WHAT THE TASK REQUIRES ->
Starting at the line with "Localize each UI" and stopping after the line with "table-row: 10-12 pico", repeat those lines of the data word for word, leaving out the picture.

INPUT MATERIAL ->
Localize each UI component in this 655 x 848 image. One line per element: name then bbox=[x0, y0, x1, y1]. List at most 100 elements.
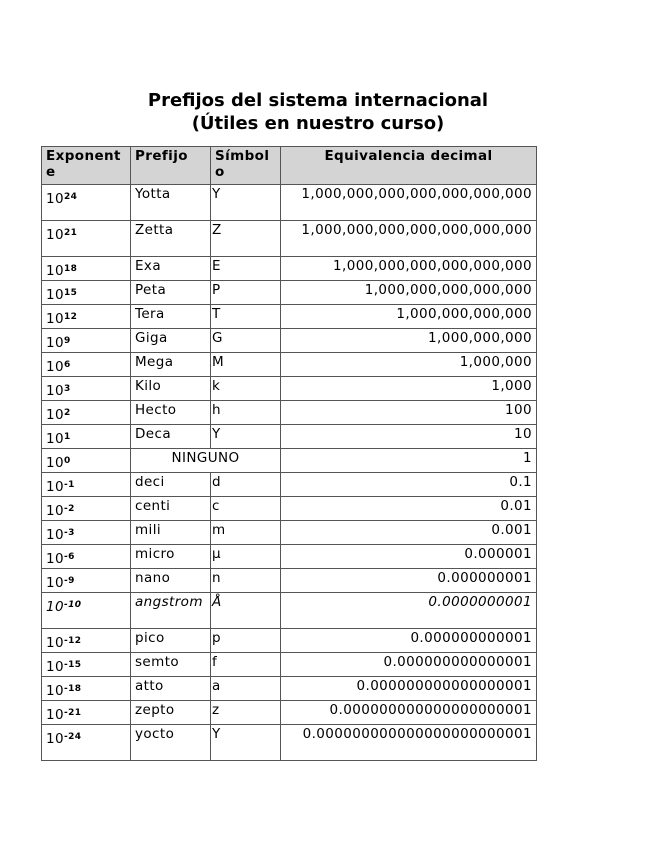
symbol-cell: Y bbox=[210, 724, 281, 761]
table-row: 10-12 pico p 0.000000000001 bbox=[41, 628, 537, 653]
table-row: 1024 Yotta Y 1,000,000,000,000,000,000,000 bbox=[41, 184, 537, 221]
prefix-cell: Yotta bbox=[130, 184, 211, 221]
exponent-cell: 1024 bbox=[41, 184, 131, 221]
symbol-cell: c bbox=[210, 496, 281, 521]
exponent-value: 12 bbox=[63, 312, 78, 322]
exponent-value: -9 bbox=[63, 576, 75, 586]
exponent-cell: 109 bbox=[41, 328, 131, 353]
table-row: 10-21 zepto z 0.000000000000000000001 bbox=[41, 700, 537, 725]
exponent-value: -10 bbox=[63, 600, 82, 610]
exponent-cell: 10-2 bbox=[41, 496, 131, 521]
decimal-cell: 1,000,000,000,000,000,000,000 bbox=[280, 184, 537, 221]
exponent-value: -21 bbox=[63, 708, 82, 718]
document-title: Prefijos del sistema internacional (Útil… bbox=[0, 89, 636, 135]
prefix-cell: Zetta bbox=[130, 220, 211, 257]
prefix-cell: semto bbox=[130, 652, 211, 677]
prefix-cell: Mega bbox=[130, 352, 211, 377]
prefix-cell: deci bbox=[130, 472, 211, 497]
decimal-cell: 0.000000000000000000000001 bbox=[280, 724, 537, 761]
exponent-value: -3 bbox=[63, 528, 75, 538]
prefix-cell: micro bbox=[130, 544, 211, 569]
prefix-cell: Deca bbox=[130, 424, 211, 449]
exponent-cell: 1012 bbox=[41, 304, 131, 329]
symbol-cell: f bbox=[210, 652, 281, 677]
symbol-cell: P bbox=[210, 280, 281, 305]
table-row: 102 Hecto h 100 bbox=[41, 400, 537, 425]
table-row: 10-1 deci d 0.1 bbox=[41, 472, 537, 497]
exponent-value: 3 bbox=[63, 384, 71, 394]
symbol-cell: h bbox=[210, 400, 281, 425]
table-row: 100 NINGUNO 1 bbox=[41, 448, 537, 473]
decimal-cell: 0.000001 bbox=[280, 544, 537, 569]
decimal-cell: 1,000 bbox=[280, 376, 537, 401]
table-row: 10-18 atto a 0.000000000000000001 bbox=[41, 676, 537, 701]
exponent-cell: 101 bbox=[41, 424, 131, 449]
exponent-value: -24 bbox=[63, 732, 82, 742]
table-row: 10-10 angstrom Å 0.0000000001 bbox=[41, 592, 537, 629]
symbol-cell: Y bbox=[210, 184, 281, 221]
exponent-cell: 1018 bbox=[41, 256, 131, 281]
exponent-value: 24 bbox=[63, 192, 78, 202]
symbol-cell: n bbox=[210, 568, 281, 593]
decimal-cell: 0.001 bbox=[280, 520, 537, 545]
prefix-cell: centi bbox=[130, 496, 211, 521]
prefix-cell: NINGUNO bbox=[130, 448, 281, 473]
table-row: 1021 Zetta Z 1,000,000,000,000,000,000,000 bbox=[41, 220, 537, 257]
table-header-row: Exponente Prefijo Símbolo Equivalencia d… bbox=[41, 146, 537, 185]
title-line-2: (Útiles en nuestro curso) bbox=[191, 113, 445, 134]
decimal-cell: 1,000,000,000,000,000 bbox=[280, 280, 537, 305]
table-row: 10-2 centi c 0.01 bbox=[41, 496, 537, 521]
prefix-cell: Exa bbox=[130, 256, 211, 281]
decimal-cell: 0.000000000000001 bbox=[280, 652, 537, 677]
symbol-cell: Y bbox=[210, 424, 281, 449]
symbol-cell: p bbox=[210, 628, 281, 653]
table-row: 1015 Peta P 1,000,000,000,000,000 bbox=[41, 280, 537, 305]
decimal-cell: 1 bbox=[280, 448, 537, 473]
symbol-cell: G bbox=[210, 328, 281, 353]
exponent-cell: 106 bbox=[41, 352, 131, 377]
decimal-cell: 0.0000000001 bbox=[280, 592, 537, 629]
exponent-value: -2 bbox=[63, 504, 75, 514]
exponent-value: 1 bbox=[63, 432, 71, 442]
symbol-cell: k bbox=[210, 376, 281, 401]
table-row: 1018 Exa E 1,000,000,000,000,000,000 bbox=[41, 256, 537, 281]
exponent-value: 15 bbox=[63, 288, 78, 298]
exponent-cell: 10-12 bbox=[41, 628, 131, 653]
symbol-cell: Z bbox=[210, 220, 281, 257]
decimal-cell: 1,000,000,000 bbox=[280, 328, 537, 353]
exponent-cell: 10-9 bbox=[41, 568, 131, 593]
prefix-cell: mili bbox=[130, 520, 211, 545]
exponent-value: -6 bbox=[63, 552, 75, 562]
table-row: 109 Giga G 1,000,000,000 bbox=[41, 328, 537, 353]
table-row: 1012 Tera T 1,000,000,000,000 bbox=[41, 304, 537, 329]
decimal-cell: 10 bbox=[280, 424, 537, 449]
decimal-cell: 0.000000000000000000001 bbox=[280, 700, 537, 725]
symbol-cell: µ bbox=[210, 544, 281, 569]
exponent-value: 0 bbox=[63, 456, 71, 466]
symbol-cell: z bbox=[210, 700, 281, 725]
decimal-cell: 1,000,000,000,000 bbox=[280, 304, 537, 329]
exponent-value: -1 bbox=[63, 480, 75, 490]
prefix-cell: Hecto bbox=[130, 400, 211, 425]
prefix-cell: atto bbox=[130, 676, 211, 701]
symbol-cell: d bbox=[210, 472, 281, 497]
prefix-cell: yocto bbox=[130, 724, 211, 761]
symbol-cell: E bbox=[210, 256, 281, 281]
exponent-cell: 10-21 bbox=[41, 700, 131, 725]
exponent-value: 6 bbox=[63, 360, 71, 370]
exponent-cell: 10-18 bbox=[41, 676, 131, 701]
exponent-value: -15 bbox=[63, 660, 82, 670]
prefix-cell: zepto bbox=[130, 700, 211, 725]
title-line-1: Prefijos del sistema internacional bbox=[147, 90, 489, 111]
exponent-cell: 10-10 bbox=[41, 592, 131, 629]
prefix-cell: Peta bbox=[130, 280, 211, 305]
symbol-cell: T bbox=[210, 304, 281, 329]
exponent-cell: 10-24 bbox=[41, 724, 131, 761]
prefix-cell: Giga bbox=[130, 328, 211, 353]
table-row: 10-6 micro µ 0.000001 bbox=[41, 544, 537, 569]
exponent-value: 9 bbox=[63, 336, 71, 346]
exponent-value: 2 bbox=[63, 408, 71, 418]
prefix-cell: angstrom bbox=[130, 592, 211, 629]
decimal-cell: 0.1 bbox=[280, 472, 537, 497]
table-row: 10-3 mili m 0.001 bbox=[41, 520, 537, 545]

---

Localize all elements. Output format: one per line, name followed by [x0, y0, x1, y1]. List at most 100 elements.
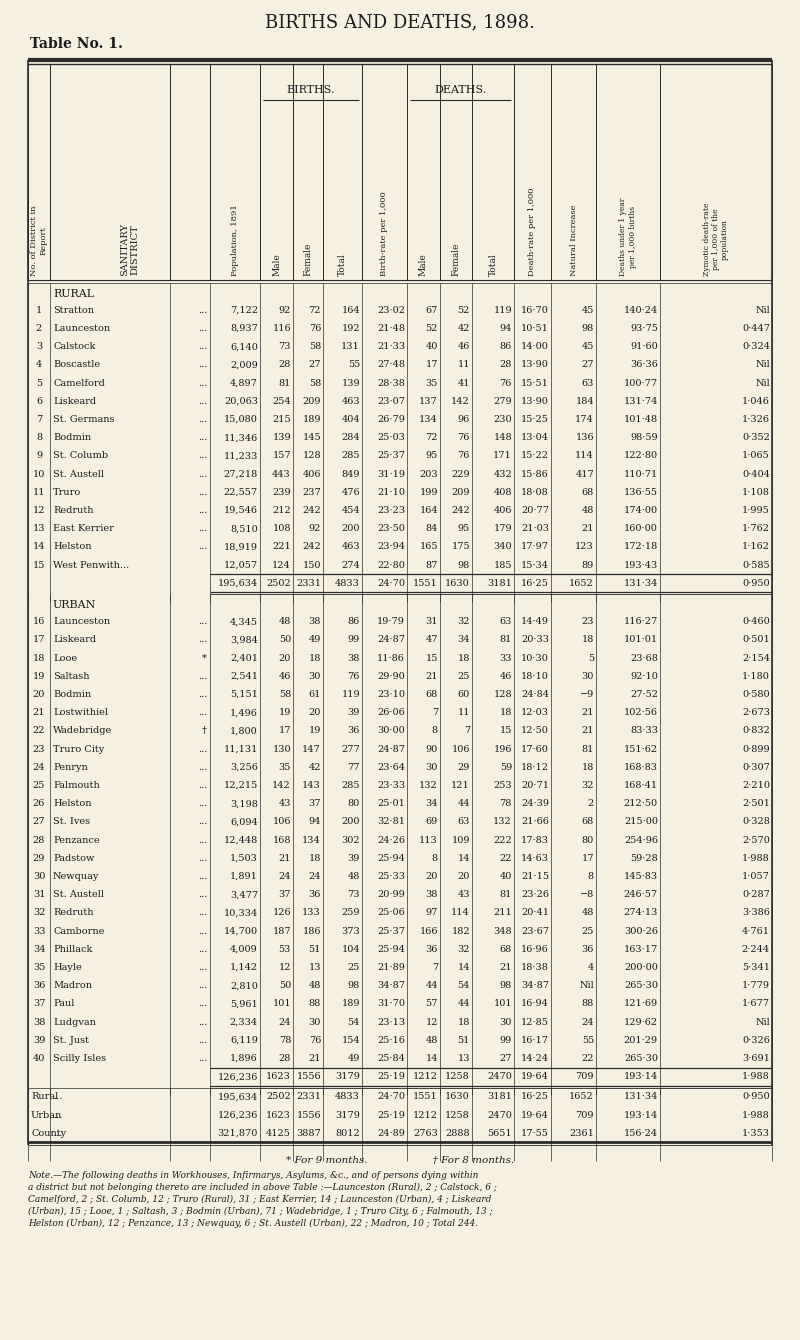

WRITTEN REPLY ->
Localize each UI component in this 655 x 848 image. One line per element: name then bbox=[x0, y0, x1, y1]. List at most 100 elements.
symbol-cell: Y bbox=[210, 724, 281, 761]
table-row: 10-12 pico p 0.000000000001 bbox=[41, 628, 537, 653]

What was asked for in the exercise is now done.